Items from a dataset
* * *
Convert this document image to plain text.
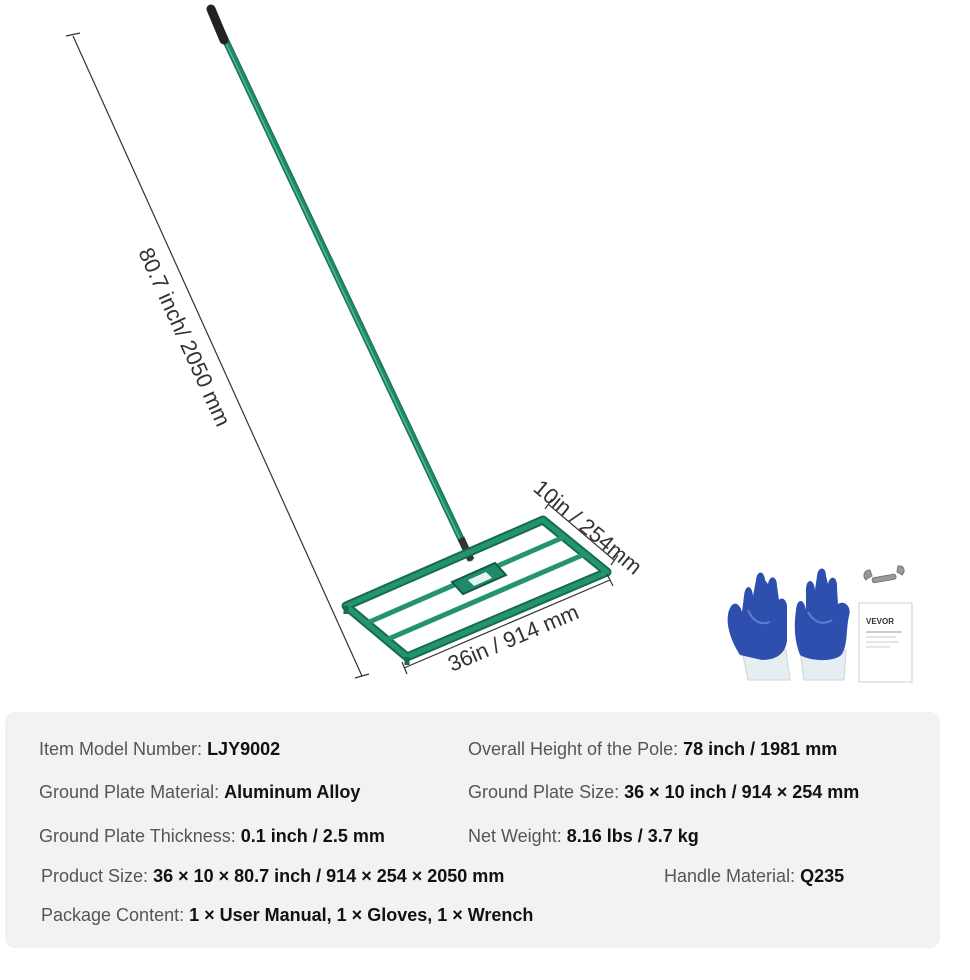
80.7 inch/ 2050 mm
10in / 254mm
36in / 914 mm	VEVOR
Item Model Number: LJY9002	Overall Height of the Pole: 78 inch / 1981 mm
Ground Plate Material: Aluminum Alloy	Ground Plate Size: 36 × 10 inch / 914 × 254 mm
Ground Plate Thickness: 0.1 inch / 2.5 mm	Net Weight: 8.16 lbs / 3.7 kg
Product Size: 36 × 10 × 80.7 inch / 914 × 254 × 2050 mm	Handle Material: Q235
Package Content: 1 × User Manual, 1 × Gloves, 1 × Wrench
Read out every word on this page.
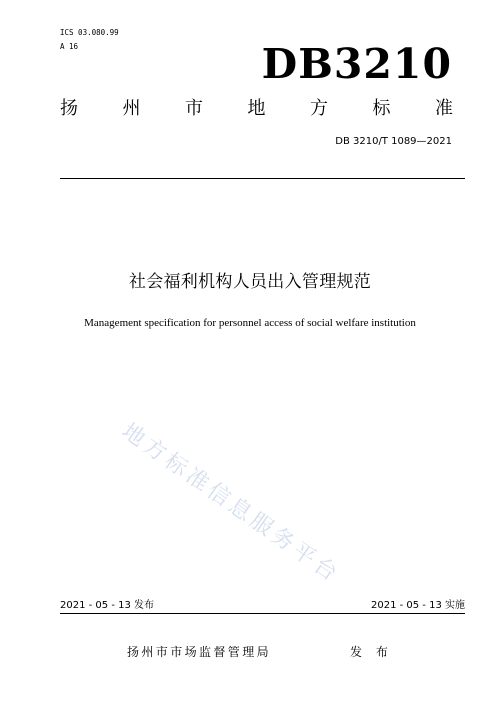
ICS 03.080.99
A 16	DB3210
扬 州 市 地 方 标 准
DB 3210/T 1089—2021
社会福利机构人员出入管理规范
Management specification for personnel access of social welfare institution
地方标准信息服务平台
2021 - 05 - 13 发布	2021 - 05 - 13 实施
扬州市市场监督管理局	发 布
* * *
Exactly reproduce the entries above, minus the pictures.

Final result:
Convert this document image to plain text.
80.7 inch/ 2050 mm
10in / 254mm
36in / 914 mm	VEVOR
Item Model Number: LJY9002	Overall Height of the Pole: 78 inch / 1981 mm
Ground Plate Material: Aluminum Alloy	Ground Plate Size: 36 × 10 inch / 914 × 254 mm
Ground Plate Thickness: 0.1 inch / 2.5 mm	Net Weight: 8.16 lbs / 3.7 kg
Product Size: 36 × 10 × 80.7 inch / 914 × 254 × 2050 mm	Handle Material: Q235
Package Content: 1 × User Manual, 1 × Gloves, 1 × Wrench
Read out every word on this page.
ICS 03.080.99
A 16	DB3210
扬 州 市 地 方 标 准
DB 3210/T 1089—2021
社会福利机构人员出入管理规范
Management specification for personnel access of social welfare institution
地方标准信息服务平台
2021 - 05 - 13 发布	2021 - 05 - 13 实施
扬州市市场监督管理局	发 布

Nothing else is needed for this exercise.